EXTRACTED RECORDS |
-=-=-=-=-
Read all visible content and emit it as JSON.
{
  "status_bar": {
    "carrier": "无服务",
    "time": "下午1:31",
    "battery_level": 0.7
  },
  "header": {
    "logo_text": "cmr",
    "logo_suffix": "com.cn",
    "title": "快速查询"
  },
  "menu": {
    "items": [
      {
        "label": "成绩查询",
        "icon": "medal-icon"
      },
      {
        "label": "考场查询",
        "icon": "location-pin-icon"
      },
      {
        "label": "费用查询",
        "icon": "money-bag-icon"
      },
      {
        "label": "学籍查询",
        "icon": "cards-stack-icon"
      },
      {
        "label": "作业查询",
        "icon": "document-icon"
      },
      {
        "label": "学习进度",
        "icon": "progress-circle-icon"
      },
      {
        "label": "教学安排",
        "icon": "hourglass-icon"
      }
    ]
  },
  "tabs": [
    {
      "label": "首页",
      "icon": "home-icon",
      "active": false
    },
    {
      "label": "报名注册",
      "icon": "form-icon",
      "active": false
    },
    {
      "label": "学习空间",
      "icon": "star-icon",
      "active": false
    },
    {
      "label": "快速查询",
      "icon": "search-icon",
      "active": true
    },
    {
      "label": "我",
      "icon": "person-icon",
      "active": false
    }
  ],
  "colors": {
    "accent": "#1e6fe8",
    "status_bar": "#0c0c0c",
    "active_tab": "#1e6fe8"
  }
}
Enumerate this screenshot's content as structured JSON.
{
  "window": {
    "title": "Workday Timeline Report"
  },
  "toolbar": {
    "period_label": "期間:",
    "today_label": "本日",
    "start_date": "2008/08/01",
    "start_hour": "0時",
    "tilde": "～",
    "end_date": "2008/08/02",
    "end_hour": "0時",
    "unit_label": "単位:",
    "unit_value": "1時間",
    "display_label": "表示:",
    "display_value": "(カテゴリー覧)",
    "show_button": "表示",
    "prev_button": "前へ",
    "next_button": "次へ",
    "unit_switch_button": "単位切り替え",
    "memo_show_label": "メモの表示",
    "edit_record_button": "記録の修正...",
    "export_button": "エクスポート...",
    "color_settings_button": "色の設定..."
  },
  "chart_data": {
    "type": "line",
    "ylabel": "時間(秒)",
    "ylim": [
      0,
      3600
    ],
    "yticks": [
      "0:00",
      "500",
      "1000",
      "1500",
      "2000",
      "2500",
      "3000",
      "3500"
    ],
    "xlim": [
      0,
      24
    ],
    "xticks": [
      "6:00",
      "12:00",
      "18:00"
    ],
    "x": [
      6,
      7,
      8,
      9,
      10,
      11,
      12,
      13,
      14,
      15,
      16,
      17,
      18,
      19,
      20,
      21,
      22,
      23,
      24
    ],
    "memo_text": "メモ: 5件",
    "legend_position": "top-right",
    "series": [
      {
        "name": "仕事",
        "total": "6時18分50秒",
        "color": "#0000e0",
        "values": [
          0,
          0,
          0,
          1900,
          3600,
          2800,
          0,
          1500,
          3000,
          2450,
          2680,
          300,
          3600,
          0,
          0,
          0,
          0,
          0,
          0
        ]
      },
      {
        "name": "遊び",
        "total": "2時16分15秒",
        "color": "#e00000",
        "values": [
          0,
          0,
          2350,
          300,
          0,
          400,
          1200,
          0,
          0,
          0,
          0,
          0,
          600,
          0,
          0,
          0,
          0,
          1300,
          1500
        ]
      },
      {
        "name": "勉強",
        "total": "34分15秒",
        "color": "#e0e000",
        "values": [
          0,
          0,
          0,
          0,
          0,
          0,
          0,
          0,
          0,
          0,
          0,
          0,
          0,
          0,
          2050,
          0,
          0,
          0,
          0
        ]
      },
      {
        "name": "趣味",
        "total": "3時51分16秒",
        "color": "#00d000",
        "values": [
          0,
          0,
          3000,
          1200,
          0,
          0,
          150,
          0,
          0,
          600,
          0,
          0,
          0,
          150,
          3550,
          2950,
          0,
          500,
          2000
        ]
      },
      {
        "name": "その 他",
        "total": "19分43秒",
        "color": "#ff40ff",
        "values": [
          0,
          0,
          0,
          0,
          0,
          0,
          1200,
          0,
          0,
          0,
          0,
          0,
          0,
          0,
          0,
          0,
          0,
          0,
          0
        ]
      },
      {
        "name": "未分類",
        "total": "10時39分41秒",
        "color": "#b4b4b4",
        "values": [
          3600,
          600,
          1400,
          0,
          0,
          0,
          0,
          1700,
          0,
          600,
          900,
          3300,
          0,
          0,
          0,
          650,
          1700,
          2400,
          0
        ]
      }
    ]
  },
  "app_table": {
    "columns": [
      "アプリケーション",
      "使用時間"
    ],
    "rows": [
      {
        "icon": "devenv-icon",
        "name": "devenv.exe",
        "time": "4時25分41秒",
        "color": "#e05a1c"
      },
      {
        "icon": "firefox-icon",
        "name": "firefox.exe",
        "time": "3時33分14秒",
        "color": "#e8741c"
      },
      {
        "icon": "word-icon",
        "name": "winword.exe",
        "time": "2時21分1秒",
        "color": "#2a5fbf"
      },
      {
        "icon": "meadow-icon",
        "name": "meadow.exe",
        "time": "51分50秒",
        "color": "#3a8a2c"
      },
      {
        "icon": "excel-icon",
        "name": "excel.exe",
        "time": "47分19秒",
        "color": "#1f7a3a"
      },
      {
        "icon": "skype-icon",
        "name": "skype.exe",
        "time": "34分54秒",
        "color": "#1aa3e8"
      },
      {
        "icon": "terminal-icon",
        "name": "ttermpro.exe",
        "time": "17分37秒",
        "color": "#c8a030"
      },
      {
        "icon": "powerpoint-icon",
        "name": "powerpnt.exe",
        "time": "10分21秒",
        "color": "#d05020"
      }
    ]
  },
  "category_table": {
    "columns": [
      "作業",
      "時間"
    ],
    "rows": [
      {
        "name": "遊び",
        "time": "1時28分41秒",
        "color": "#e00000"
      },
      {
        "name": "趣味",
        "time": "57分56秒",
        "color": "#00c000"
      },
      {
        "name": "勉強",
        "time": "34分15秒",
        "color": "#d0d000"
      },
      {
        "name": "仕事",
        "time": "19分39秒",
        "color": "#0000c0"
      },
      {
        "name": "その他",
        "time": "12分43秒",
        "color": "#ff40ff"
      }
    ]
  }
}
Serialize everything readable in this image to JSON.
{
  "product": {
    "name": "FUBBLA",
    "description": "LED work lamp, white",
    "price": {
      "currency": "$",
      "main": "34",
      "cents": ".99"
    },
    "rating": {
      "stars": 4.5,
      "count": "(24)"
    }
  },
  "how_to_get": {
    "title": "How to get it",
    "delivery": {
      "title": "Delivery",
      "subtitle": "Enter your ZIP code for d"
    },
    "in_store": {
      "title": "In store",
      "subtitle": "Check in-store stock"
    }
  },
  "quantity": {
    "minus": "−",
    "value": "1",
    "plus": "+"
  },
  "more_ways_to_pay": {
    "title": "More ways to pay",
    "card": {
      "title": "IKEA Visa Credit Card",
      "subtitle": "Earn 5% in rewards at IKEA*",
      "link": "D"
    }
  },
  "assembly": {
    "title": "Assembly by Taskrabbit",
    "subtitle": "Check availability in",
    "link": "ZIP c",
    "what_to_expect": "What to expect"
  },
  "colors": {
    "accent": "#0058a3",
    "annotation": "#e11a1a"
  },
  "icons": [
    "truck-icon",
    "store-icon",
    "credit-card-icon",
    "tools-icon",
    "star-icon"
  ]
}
-=-=-=-=-
GIVEN REQUEST |
Retype every entry word for word.

EXPECTED OUTPUT |
Read all visible content and emit it as JSON.
{
  "status_bar": {
    "carrier": "无服务",
    "time": "下午1:31",
    "battery_level": 0.7
  },
  "header": {
    "logo_text": "cmr",
    "logo_suffix": "com.cn",
    "title": "快速查询"
  },
  "menu": {
    "items": [
      {
        "label": "成绩查询",
        "icon": "medal-icon"
      },
      {
        "label": "考场查询",
        "icon": "location-pin-icon"
      },
      {
        "label": "费用查询",
        "icon": "money-bag-icon"
      },
      {
        "label": "学籍查询",
        "icon": "cards-stack-icon"
      },
      {
        "label": "作业查询",
        "icon": "document-icon"
      },
      {
        "label": "学习进度",
        "icon": "progress-circle-icon"
      },
      {
        "label": "教学安排",
        "icon": "hourglass-icon"
      }
    ]
  },
  "tabs": [
    {
      "label": "首页",
      "icon": "home-icon",
      "active": false
    },
    {
      "label": "报名注册",
      "icon": "form-icon",
      "active": false
    },
    {
      "label": "学习空间",
      "icon": "star-icon",
      "active": false
    },
    {
      "label": "快速查询",
      "icon": "search-icon",
      "active": true
    },
    {
      "label": "我",
      "icon": "person-icon",
      "active": false
    }
  ],
  "colors": {
    "accent": "#1e6fe8",
    "status_bar": "#0c0c0c",
    "active_tab": "#1e6fe8"
  }
}
Enumerate this screenshot's content as structured JSON.
{
  "window": {
    "title": "Workday Timeline Report"
  },
  "toolbar": {
    "period_label": "期間:",
    "today_label": "本日",
    "start_date": "2008/08/01",
    "start_hour": "0時",
    "tilde": "～",
    "end_date": "2008/08/02",
    "end_hour": "0時",
    "unit_label": "単位:",
    "unit_value": "1時間",
    "display_label": "表示:",
    "display_value": "(カテゴリー覧)",
    "show_button": "表示",
    "prev_button": "前へ",
    "next_button": "次へ",
    "unit_switch_button": "単位切り替え",
    "memo_show_label": "メモの表示",
    "edit_record_button": "記録の修正...",
    "export_button": "エクスポート...",
    "color_settings_button": "色の設定..."
  },
  "chart_data": {
    "type": "line",
    "ylabel": "時間(秒)",
    "ylim": [
      0,
      3600
    ],
    "yticks": [
      "0:00",
      "500",
      "1000",
      "1500",
      "2000",
      "2500",
      "3000",
      "3500"
    ],
    "xlim": [
      0,
      24
    ],
    "xticks": [
      "6:00",
      "12:00",
      "18:00"
    ],
    "x": [
      6,
      7,
      8,
      9,
      10,
      11,
      12,
      13,
      14,
      15,
      16,
      17,
      18,
      19,
      20,
      21,
      22,
      23,
      24
    ],
    "memo_text": "メモ: 5件",
    "legend_position": "top-right",
    "series": [
      {
        "name": "仕事",
        "total": "6時18分50秒",
        "color": "#0000e0",
        "values": [
          0,
          0,
          0,
          1900,
          3600,
          2800,
          0,
          1500,
          3000,
          2450,
          2680,
          300,
          3600,
          0,
          0,
          0,
          0,
          0,
          0
        ]
      },
      {
        "name": "遊び",
        "total": "2時16分15秒",
        "color": "#e00000",
        "values": [
          0,
          0,
          2350,
          300,
          0,
          400,
          1200,
          0,
          0,
          0,
          0,
          0,
          600,
          0,
          0,
          0,
          0,
          1300,
          1500
        ]
      },
      {
        "name": "勉強",
        "total": "34分15秒",
        "color": "#e0e000",
        "values": [
          0,
          0,
          0,
          0,
          0,
          0,
          0,
          0,
          0,
          0,
          0,
          0,
          0,
          0,
          2050,
          0,
          0,
          0,
          0
        ]
      },
      {
        "name": "趣味",
        "total": "3時51分16秒",
        "color": "#00d000",
        "values": [
          0,
          0,
          3000,
          1200,
          0,
          0,
          150,
          0,
          0,
          600,
          0,
          0,
          0,
          150,
          3550,
          2950,
          0,
          500,
          2000
        ]
      },
      {
        "name": "その 他",
        "total": "19分43秒",
        "color": "#ff40ff",
        "values": [
          0,
          0,
          0,
          0,
          0,
          0,
          1200,
          0,
          0,
          0,
          0,
          0,
          0,
          0,
          0,
          0,
          0,
          0,
          0
        ]
      },
      {
        "name": "未分類",
        "total": "10時39分41秒",
        "color": "#b4b4b4",
        "values": [
          3600,
          600,
          1400,
          0,
          0,
          0,
          0,
          1700,
          0,
          600,
          900,
          3300,
          0,
          0,
          0,
          650,
          1700,
          2400,
          0
        ]
      }
    ]
  },
  "app_table": {
    "columns": [
      "アプリケーション",
      "使用時間"
    ],
    "rows": [
      {
        "icon": "devenv-icon",
        "name": "devenv.exe",
        "time": "4時25分41秒",
        "color": "#e05a1c"
      },
      {
        "icon": "firefox-icon",
        "name": "firefox.exe",
        "time": "3時33分14秒",
        "color": "#e8741c"
      },
      {
        "icon": "word-icon",
        "name": "winword.exe",
        "time": "2時21分1秒",
        "color": "#2a5fbf"
      },
      {
        "icon": "meadow-icon",
        "name": "meadow.exe",
        "time": "51分50秒",
        "color": "#3a8a2c"
      },
      {
        "icon": "excel-icon",
        "name": "excel.exe",
        "time": "47分19秒",
        "color": "#1f7a3a"
      },
      {
        "icon": "skype-icon",
        "name": "skype.exe",
        "time": "34分54秒",
        "color": "#1aa3e8"
      },
      {
        "icon": "terminal-icon",
        "name": "ttermpro.exe",
        "time": "17分37秒",
        "color": "#c8a030"
      },
      {
        "icon": "powerpoint-icon",
        "name": "powerpnt.exe",
        "time": "10分21秒",
        "color": "#d05020"
      }
    ]
  },
  "category_table": {
    "columns": [
      "作業",
      "時間"
    ],
    "rows": [
      {
        "name": "遊び",
        "time": "1時28分41秒",
        "color": "#e00000"
      },
      {
        "name": "趣味",
        "time": "57分56秒",
        "color": "#00c000"
      },
      {
        "name": "勉強",
        "time": "34分15秒",
        "color": "#d0d000"
      },
      {
        "name": "仕事",
        "time": "19分39秒",
        "color": "#0000c0"
      },
      {
        "name": "その他",
        "time": "12分43秒",
        "color": "#ff40ff"
      }
    ]
  }
}
Serialize everything readable in this image to JSON.
{
  "product": {
    "name": "FUBBLA",
    "description": "LED work lamp, white",
    "price": {
      "currency": "$",
      "main": "34",
      "cents": ".99"
    },
    "rating": {
      "stars": 4.5,
      "count": "(24)"
    }
  },
  "how_to_get": {
    "title": "How to get it",
    "delivery": {
      "title": "Delivery",
      "subtitle": "Enter your ZIP code for d"
    },
    "in_store": {
      "title": "In store",
      "subtitle": "Check in-store stock"
    }
  },
  "quantity": {
    "minus": "−",
    "value": "1",
    "plus": "+"
  },
  "more_ways_to_pay": {
    "title": "More ways to pay",
    "card": {
      "title": "IKEA Visa Credit Card",
      "subtitle": "Earn 5% in rewards at IKEA*",
      "link": "D"
    }
  },
  "assembly": {
    "title": "Assembly by Taskrabbit",
    "subtitle": "Check availability in",
    "link": "ZIP c",
    "what_to_expect": "What to expect"
  },
  "colors": {
    "accent": "#0058a3",
    "annotation": "#e11a1a"
  },
  "icons": [
    "truck-icon",
    "store-icon",
    "credit-card-icon",
    "tools-icon",
    "star-icon"
  ]
}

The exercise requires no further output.